→ Source extract
==============================

Sometimes, I wonder if I strike an appropriate balance on my blog of fun, light-hearted, personal, thought-provoking, honest, interesting, and...whatever other adjectives will get people reading (just kidding - I was thinking about this the other day and decided that I don't want to aspire to blogging-greatness. Which is probably another entry in itself...)

I just looked back, and of my ten most-recent entries, only one is of a more serious nature. Something in my gut says that this is a good ratio. One in ten. Enough to keep me honest, but keep me from the pity parties. And it keeps me looking at life, laughing about things beyond my own self.

Maybe it's a little low. Maybe you like a more contemplative (or tortured?) Beth. I like thinking. I have enough thoughts in my head to write a "deep" entry every day. But I lack the time. And I get tired of over-thinking. Over-analysis ruins my life. I should give it up (if only it were as easy as quitting coffee).*


Here is my serious thought for today:

I've realized that over the past month or two, I have been having trouble speaking. Some of you may find this amusing. But too frequently, I find myself unable to focus, complete a thought without stumbling or stuttering, or think of simple words. It is both humbling and frightening. I chalk it up to stress. And while in some ways, it is adding to my stress, it is also forcing me to slow down. I can't talk as quickly as I can think. And now, I can't even seem to think very quickly. Or rather, only in short bursts. It is a weird thing, this disconnect between mind and body.

==============================

→ Stored data
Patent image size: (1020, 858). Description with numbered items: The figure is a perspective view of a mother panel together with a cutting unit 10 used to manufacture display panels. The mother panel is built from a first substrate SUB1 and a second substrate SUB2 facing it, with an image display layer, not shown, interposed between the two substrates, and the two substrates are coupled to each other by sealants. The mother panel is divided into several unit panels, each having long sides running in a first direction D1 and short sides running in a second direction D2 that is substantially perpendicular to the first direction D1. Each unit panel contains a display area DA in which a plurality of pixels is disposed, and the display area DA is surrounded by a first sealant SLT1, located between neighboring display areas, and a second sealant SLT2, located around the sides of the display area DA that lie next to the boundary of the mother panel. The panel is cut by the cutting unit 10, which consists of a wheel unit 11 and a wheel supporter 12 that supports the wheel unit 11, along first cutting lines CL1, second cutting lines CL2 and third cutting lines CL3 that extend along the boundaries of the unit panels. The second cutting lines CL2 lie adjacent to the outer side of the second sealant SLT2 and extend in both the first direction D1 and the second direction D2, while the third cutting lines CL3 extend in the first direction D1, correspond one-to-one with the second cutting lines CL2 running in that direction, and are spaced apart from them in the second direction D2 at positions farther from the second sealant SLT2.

==============================

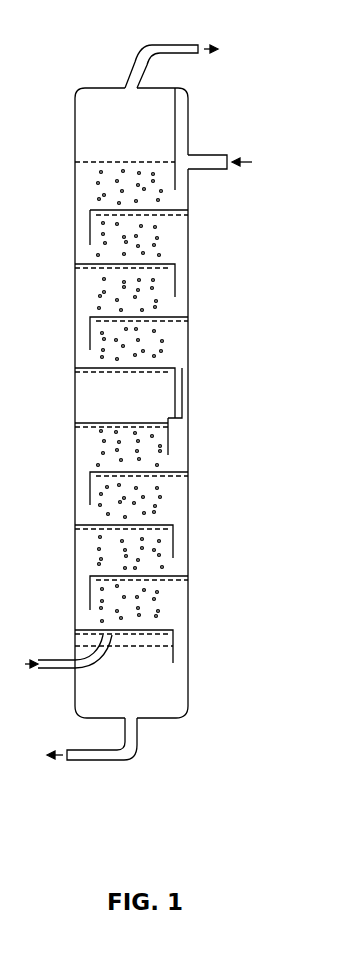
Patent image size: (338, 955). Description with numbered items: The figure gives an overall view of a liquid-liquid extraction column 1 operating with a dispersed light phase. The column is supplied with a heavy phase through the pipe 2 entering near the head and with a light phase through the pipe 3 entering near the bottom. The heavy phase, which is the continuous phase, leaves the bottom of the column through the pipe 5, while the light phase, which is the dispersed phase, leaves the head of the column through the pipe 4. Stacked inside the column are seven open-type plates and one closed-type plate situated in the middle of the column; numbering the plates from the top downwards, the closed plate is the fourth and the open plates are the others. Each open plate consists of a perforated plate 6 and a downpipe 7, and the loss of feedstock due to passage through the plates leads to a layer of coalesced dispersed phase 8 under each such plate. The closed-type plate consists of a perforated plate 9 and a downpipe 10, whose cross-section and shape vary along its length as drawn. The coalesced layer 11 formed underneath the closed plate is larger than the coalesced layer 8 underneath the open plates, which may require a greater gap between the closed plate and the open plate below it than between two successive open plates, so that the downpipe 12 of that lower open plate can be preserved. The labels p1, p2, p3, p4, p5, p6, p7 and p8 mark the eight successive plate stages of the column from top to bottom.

==============================

→ Tasks and exercises
1 - Translate into French this sentence from the blog post: "Something in my gut says that this is a good ratio."
2 - Reproduce the blog post's wording from "Here is my serious" to "mind and body.".
3 - In the blog post, to what does the writer attribute the recent trouble speaking?

→ Responses by task
1 - Mon instinct me dit que c'est une bonne proportion.

2 -
Here is my serious thought for today:

I've realized that over the past month or two, I have been having trouble speaking. Some of you may find this amusing. But too frequently, I find myself unable to focus, complete a thought without stumbling or stuttering, or think of simple words. It is both humbling and frightening. I chalk it up to stress. And while in some ways, it is adding to my stress, it is also forcing me to slow down. I can't talk as quickly as I can think. And now, I can't even seem to think very quickly. Or rather, only in short bursts. It is a weird thing, this disconnect between mind and body.

3 - Stress.